INFORMATION PROVIDED
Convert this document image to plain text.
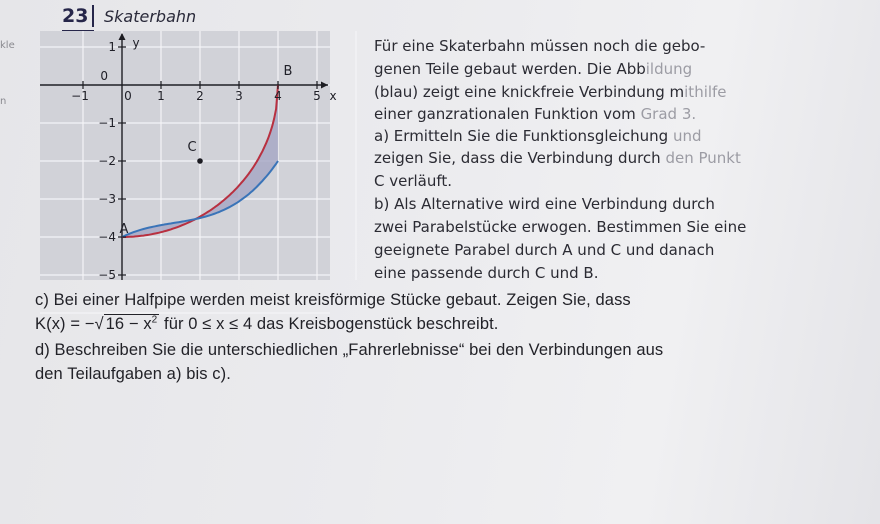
kle
n
23 Skaterbahn
−1	0 1	2	3	4	5 x
1
0
−1
−2
−3
−4
−5
y
A
B
C
Für eine Skaterbahn müssen noch die gebo-
genen Teile gebaut werden. Die Abbildung
(blau) zeigt eine knickfreie Verbindung mithilfe
einer ganzrationalen Funktion vom Grad 3.
a) Ermitteln Sie die Funktionsgleichung und
zeigen Sie, dass die Verbindung durch den Punkt
C verläuft.
b) Als Alternative wird eine Verbindung durch
zwei Parabelstücke erwogen. Bestimmen Sie eine
geeignete Parabel durch A und C und danach
eine passende durch C und B.
c) Bei einer Halfpipe werden meist kreisförmige Stücke gebaut. Zeigen Sie, dass
K(x) = −√ $16 - x^2$ für 0 ≤ x ≤ 4 das Kreisbogenstück beschreibt.
d) Beschreiben Sie die unterschiedlichen „Fahrerlebnisse“ bei den Verbindungen aus
den Teilaufgaben a) bis c).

TASK
The records above need to be given again exactly. Omit the pictures.

RESULT OF THE EXERCISE
Convert this document image to plain text.
kle
n
23 Skaterbahn
−1	0 1	2	3	4	5 x
1
0
−1
−2
−3
−4
−5
y
A
B
C
Für eine Skaterbahn müssen noch die gebo-
genen Teile gebaut werden. Die Abbildung
(blau) zeigt eine knickfreie Verbindung mithilfe
einer ganzrationalen Funktion vom Grad 3.
a) Ermitteln Sie die Funktionsgleichung und
zeigen Sie, dass die Verbindung durch den Punkt
C verläuft.
b) Als Alternative wird eine Verbindung durch
zwei Parabelstücke erwogen. Bestimmen Sie eine
geeignete Parabel durch A und C und danach
eine passende durch C und B.
c) Bei einer Halfpipe werden meist kreisförmige Stücke gebaut. Zeigen Sie, dass
K(x) = −√ $16 - x^2$ für 0 ≤ x ≤ 4 das Kreisbogenstück beschreibt.
d) Beschreiben Sie die unterschiedlichen „Fahrerlebnisse“ bei den Verbindungen aus
den Teilaufgaben a) bis c).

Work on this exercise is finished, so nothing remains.